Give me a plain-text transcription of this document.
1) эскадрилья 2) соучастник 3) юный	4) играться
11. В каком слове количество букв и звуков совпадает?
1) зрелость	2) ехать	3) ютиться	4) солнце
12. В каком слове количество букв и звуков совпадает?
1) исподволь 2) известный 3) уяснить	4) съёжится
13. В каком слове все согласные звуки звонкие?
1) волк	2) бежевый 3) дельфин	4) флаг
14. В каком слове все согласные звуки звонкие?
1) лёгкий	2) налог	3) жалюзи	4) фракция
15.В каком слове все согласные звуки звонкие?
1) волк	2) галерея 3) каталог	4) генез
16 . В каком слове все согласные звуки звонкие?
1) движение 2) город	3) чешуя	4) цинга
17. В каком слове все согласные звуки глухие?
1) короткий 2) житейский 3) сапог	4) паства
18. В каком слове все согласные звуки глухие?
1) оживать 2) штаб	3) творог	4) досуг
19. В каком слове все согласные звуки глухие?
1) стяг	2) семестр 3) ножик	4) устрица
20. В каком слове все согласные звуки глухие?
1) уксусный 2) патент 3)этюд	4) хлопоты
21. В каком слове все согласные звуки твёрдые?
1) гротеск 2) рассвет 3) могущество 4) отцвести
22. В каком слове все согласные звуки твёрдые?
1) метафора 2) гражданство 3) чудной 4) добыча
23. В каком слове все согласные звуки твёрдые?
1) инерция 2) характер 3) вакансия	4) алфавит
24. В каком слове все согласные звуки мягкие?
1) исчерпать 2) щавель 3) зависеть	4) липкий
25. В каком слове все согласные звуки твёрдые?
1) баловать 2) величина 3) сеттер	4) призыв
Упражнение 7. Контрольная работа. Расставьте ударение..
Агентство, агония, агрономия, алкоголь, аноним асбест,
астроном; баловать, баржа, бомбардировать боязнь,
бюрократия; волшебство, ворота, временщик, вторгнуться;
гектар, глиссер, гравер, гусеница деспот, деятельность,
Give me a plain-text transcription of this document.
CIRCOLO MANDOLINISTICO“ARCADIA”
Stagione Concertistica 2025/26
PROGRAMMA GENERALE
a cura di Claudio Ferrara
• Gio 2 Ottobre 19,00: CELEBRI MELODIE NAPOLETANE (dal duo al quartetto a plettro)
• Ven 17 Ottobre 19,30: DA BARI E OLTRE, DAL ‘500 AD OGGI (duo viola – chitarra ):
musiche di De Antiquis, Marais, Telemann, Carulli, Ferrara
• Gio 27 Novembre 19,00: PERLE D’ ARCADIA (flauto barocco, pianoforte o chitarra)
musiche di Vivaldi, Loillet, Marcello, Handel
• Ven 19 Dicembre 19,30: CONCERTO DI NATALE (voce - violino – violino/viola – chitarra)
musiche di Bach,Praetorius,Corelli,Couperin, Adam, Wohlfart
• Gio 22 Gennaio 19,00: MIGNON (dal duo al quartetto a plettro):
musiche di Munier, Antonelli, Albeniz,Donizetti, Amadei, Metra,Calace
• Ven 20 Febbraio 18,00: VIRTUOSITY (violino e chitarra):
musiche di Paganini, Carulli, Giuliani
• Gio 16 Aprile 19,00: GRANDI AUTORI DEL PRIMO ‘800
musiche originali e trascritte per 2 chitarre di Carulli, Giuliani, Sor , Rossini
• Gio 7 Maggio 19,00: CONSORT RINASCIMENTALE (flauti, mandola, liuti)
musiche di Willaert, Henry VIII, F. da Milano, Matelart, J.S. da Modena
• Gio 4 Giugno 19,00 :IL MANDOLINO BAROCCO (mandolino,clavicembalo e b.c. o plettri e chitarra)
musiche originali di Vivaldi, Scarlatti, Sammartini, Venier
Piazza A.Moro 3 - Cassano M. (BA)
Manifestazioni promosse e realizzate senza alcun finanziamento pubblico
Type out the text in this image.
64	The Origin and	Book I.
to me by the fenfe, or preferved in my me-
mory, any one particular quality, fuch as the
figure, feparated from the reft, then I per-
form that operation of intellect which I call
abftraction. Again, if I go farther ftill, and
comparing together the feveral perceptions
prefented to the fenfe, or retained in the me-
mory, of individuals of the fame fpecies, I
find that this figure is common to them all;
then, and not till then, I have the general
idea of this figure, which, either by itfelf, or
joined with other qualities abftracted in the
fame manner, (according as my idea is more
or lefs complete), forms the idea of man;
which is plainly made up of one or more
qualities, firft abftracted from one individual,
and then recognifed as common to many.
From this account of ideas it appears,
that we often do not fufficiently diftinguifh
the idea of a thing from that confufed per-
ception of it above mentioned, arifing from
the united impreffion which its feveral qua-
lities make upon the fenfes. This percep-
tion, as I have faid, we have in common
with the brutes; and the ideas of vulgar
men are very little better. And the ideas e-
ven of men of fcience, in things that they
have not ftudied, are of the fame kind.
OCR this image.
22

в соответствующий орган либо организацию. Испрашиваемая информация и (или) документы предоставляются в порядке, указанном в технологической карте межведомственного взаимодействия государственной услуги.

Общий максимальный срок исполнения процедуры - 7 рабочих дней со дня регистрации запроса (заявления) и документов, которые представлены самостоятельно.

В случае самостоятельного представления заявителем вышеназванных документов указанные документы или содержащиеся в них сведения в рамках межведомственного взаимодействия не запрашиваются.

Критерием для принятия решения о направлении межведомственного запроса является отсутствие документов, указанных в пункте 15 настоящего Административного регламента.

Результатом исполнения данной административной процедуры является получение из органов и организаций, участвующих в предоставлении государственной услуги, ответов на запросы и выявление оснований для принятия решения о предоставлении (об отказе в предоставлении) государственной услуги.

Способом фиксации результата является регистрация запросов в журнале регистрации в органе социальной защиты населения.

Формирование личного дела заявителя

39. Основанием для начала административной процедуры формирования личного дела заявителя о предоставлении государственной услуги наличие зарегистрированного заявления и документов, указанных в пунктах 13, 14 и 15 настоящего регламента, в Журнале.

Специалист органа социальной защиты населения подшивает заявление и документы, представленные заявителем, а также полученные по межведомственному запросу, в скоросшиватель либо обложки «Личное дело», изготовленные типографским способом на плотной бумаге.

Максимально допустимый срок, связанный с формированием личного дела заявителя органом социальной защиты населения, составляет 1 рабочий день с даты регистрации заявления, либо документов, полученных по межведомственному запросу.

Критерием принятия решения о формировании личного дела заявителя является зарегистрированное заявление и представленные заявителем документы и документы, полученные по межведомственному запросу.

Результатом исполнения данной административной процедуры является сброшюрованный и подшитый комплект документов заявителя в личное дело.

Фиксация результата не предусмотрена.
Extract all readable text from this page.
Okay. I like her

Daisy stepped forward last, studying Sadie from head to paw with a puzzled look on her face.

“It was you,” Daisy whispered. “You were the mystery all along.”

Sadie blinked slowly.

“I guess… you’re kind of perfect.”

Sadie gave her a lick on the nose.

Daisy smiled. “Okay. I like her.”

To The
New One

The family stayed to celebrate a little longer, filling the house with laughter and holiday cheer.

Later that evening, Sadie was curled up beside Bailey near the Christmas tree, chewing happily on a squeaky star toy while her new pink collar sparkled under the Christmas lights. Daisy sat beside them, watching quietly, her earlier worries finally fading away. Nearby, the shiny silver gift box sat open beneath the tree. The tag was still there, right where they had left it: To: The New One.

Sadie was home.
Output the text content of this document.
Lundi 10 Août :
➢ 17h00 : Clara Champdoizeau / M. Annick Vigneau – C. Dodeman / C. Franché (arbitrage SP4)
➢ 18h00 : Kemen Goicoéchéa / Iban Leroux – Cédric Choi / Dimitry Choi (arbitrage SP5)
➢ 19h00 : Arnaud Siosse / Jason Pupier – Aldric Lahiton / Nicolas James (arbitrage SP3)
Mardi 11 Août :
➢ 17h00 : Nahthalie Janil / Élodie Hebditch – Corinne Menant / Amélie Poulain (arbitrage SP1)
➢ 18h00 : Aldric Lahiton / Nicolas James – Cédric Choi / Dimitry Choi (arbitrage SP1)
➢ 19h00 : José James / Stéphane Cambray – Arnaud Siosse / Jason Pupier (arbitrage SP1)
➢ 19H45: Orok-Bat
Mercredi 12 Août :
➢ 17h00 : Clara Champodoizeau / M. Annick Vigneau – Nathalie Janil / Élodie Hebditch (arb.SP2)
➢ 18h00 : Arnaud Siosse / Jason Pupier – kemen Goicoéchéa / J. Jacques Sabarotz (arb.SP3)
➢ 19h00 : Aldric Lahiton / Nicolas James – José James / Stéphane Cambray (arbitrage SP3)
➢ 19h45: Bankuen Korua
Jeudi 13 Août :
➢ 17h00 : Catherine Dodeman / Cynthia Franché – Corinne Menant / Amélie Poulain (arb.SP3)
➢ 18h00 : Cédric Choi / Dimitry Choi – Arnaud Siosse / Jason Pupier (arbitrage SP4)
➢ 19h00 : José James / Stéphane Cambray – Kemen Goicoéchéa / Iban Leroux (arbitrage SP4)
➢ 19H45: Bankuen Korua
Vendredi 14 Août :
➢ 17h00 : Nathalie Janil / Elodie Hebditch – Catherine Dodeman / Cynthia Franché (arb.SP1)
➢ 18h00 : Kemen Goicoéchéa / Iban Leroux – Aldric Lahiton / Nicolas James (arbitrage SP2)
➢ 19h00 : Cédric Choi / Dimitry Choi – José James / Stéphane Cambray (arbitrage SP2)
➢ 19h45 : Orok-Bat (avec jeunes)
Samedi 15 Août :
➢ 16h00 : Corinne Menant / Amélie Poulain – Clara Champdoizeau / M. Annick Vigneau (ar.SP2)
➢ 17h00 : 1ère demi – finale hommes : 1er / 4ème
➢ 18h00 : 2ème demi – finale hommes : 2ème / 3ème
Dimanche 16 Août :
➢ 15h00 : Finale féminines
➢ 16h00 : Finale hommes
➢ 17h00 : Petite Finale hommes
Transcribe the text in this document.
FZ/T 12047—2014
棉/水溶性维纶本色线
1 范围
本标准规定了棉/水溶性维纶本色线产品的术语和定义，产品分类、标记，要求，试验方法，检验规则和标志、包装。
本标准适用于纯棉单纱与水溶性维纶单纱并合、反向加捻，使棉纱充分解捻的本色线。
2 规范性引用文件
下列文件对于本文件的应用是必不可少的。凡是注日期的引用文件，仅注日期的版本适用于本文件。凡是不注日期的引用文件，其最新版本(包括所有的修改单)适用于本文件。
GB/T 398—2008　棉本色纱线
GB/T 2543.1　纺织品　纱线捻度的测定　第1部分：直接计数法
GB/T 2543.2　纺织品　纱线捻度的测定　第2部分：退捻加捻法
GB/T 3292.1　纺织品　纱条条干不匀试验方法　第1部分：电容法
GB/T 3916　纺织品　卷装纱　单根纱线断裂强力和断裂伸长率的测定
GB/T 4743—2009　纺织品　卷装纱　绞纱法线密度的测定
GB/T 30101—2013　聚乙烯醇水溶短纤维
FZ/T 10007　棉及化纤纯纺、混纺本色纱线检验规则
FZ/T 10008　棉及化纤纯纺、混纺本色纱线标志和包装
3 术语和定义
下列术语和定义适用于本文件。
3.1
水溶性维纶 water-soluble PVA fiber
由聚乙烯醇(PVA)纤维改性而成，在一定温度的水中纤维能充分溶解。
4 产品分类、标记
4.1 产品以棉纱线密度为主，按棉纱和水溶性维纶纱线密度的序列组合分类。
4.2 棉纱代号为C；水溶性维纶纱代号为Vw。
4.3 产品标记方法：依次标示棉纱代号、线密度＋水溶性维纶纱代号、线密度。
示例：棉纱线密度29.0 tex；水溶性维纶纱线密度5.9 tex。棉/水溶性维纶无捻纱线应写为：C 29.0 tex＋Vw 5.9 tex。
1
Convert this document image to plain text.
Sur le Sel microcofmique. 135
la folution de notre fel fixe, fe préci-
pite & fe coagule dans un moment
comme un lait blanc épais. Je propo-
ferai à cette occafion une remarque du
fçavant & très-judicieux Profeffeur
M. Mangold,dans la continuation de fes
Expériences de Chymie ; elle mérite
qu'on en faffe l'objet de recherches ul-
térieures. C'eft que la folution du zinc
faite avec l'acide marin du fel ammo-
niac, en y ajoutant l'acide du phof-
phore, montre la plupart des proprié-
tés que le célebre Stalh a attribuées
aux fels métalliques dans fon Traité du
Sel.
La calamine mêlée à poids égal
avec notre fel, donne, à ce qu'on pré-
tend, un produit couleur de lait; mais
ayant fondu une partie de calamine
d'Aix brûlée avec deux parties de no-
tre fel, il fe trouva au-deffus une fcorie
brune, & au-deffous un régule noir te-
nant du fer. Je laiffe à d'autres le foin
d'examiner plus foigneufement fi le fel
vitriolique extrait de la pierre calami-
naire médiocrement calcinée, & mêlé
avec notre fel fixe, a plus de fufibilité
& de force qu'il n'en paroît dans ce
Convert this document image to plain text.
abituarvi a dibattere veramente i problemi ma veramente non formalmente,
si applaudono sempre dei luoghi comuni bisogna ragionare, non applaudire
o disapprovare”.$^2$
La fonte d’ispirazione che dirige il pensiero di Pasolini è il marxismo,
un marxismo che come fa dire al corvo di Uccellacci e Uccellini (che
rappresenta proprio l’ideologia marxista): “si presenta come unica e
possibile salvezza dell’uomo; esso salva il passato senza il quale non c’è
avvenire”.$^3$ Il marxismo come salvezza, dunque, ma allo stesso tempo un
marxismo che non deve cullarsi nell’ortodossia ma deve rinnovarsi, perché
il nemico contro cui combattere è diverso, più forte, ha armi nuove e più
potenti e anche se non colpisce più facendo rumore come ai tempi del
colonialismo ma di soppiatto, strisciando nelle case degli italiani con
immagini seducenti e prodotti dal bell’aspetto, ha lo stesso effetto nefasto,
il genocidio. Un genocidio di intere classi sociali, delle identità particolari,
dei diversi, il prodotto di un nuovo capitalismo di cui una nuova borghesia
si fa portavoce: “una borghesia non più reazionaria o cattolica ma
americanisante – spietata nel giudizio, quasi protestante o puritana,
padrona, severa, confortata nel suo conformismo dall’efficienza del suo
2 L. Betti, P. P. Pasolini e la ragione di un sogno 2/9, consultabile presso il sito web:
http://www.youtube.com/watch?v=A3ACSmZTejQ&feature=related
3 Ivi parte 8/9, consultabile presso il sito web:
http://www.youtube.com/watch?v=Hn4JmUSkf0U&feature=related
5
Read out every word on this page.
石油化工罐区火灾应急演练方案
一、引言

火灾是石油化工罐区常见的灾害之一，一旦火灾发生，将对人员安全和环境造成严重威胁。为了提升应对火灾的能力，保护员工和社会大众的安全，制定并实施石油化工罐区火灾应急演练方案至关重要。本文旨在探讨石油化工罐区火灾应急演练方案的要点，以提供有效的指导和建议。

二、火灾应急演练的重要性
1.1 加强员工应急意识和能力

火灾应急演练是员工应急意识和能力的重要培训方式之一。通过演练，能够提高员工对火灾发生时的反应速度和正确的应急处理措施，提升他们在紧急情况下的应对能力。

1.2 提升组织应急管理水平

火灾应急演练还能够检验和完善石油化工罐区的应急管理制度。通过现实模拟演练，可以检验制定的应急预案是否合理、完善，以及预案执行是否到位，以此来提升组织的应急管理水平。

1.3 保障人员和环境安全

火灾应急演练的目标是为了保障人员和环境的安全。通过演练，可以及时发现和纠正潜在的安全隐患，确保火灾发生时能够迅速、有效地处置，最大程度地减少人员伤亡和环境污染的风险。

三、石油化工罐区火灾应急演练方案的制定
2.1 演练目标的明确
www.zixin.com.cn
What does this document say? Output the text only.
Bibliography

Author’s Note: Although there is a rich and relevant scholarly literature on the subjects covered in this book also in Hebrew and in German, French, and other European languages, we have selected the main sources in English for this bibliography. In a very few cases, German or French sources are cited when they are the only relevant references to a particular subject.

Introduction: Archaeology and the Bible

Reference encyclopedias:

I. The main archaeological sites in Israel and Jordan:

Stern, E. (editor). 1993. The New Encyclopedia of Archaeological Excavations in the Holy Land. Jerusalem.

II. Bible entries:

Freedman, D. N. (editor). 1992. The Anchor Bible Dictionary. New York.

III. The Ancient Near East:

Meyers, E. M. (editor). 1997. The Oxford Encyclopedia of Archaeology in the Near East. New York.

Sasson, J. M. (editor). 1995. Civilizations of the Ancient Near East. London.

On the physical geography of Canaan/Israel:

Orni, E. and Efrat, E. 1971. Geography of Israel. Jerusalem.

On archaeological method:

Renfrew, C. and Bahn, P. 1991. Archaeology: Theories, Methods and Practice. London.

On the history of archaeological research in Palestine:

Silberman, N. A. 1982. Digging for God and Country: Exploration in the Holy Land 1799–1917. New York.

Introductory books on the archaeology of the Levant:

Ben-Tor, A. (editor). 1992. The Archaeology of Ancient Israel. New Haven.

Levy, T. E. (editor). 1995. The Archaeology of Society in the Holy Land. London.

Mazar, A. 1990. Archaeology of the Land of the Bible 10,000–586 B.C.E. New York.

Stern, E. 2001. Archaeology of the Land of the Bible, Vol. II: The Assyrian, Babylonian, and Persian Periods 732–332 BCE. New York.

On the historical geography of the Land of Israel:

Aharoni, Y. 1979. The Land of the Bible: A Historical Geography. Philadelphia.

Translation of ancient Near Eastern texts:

== == ==

How many lines of the listing above include the word "纱线捻度的测定"? Reply with the number alone.

The result:
2